• _Extrait source_
:::::

Mais où est la femme- la femme nue? Rubens y faisait rayonner la vie, Raphaël l'idéal, Corrège la souplesse et la lumière, le Titien la réalité tonique et voluptueuse, le Guide la force, le Dominiquin la poésie, l'Albane la grâce et la gaieté. Ces exemples n'éclairent pas les académistes actuels. Sous quelle fatalité le foyer inspirateur s'est il éteint en eux devant la femme? Je l'ai dit plus haut, cette fatalité est la dissolution sociale qui a pour raison ce chiffre âge moyen du mariage trente-six ans et pour effets l'exploitation réciproque de l'homme et de la femme, l'absence de solidarité réciproque, le dégoût réciproque ! Cette révélation annuelle de la femme dans ses laideurs, dépourvue de sa pudeur, de ses grâces, de ses forces, de sa vitalité, constitue la plus attristante, la plus inquiétante des manifestations.

J'ai cherché les œuvres qui se sont soustraites cette année à cette déplorable loi de dissolution plastique. J'ai trouvé le Titien et son modèle, de M. KARL MULLER; le Panneau décoratif, de M. GENDRON; les Secrets de l'amour, de M. JOURDAN; une Nymphe désarmant l'amour, de M. DE POMMAYRAC; une Négresse, de M. FAURE; Daphnis et Chloe, de M. VIBERT; le Sommeil de la nymphe, de M. SAINT-PIERRE; la Putiphar, de M. SCHOPIN; le Rêve, de M. CHAPLIN; la Femme menacée par des loups, de M. CRESPELLE, d'un beau modelé sculptural; Armide et Renaud, de M. GENTY, la Libation, d'ANTONY SERRES.

:::::

• _Consigne écrite_
D'après l'extrait sur la peinture du nu féminin, quel est l'âge moyen du mariage que l'auteur donne comme cause de la dissolution sociale ?

• _Données fournies_
:::::

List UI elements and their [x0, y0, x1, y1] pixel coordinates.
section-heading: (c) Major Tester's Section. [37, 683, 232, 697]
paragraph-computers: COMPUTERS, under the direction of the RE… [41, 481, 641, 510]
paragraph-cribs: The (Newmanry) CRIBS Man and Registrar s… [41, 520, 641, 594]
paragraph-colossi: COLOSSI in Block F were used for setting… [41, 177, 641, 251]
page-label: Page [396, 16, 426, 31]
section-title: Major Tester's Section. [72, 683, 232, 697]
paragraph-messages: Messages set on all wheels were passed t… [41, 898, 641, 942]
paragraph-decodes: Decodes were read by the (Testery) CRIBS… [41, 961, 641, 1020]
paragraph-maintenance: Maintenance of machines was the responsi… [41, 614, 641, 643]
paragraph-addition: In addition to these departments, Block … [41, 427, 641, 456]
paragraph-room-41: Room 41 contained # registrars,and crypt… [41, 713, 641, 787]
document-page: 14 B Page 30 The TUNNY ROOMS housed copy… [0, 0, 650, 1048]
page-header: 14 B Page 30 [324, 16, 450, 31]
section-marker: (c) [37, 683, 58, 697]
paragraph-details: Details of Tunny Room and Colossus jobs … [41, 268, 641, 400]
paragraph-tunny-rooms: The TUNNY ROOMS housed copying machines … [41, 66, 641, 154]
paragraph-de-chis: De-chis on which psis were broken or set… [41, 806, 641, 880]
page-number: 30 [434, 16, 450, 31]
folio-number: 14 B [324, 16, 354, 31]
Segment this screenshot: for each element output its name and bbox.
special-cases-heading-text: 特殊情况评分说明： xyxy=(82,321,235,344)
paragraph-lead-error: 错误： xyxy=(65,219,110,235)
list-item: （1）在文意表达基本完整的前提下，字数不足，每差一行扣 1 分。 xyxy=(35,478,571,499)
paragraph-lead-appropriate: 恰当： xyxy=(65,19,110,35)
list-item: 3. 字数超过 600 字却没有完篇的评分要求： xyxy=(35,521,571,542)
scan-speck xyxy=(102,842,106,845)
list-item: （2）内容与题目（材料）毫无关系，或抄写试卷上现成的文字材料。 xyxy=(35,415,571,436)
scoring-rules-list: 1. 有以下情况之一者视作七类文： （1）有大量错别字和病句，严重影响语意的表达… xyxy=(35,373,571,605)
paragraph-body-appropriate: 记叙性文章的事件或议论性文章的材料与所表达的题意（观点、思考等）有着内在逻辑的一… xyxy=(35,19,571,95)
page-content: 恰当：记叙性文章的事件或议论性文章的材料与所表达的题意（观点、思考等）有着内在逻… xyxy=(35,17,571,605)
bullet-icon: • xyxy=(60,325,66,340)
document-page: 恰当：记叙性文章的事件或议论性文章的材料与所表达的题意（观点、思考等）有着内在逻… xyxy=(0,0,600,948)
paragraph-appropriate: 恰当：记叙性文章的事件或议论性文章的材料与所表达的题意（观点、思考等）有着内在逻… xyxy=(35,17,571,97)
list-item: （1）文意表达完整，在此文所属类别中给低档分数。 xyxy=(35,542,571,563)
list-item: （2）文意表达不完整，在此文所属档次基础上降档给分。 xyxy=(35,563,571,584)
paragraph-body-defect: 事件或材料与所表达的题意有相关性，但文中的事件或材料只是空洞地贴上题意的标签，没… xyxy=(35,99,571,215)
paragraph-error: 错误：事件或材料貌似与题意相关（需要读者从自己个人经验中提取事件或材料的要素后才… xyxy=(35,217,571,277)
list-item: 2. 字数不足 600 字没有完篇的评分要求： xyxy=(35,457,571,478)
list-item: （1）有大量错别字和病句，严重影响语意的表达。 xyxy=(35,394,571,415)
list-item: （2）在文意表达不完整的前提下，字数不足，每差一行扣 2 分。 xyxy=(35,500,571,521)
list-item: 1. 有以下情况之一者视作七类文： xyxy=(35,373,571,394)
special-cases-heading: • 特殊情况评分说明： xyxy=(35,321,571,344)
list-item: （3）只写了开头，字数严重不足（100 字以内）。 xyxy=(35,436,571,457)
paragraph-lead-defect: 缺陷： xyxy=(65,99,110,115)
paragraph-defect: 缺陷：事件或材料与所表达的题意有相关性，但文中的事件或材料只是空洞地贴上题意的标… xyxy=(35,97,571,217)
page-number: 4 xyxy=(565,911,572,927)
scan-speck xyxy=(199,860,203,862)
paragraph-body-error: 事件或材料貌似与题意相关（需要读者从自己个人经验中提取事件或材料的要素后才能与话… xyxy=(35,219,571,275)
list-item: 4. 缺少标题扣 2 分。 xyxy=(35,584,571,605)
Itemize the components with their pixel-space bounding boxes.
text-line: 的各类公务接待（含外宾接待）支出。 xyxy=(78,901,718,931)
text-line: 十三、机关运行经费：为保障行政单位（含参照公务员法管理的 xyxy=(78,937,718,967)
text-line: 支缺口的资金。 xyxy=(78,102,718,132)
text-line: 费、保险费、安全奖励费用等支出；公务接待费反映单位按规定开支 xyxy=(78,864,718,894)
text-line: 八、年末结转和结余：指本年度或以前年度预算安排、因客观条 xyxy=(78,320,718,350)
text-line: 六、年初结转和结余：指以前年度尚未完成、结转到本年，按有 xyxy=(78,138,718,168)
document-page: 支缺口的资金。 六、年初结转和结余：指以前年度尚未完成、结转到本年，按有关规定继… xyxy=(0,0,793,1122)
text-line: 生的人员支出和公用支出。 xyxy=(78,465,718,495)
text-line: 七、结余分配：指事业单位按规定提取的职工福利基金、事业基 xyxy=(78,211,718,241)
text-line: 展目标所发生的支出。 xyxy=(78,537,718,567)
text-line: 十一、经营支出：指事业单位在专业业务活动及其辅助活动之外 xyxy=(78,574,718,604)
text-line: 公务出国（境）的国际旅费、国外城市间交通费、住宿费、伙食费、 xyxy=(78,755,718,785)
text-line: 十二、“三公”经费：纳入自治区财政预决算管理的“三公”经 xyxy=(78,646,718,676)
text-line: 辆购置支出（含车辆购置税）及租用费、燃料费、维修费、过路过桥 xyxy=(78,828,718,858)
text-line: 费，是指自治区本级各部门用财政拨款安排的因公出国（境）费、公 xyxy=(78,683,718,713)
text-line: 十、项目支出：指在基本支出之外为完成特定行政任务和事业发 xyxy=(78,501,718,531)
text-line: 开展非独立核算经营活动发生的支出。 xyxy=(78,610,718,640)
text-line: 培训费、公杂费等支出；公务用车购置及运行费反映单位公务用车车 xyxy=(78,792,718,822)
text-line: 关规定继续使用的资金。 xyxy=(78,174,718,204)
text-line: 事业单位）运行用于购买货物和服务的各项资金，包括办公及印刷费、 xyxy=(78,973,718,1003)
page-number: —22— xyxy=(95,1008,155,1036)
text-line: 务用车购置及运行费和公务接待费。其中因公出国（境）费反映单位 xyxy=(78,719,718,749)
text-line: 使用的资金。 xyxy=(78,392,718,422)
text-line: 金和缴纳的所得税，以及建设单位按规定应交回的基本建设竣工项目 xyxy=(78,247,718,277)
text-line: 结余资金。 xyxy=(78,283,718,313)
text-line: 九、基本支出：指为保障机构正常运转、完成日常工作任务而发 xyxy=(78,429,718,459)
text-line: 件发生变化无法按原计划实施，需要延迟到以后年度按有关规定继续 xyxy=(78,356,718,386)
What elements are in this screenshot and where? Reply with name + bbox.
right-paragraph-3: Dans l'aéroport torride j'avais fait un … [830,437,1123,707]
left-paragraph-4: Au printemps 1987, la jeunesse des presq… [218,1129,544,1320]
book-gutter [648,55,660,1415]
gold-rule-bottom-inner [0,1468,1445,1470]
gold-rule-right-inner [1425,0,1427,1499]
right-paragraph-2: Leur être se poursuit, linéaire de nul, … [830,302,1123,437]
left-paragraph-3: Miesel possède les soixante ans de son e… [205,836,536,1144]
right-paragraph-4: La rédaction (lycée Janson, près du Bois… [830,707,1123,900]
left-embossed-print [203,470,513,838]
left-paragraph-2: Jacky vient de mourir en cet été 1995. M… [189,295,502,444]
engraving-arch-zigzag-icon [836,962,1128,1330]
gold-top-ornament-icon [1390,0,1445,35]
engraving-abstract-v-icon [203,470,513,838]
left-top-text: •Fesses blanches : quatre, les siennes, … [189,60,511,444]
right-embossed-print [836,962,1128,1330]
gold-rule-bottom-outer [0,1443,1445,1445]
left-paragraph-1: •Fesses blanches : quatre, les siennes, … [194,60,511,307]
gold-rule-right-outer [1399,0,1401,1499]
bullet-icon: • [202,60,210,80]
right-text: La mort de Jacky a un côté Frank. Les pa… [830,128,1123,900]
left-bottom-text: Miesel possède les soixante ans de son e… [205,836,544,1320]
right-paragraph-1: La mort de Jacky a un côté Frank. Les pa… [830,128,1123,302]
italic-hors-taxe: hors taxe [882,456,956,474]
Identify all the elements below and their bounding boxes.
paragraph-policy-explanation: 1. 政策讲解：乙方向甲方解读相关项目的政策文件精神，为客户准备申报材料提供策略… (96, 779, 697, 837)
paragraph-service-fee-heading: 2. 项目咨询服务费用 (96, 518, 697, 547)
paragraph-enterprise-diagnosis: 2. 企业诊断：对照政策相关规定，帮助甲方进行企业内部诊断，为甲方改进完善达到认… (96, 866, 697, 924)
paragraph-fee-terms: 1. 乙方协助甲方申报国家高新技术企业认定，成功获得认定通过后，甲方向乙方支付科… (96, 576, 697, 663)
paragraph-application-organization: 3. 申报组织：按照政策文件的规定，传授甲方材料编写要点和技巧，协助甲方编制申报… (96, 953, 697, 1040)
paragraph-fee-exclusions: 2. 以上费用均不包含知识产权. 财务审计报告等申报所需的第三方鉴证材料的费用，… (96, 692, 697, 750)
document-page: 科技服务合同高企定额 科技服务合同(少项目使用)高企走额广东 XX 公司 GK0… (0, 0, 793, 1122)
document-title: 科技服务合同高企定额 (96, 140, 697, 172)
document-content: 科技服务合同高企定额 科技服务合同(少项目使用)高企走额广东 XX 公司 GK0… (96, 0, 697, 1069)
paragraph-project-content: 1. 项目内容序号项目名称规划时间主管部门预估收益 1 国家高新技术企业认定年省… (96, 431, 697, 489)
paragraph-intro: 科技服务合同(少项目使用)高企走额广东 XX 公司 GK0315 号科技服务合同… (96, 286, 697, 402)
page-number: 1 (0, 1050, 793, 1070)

:::::

• _Réponse à l'exercice_
L'âge moyen du mariage cité est de trente-six ans.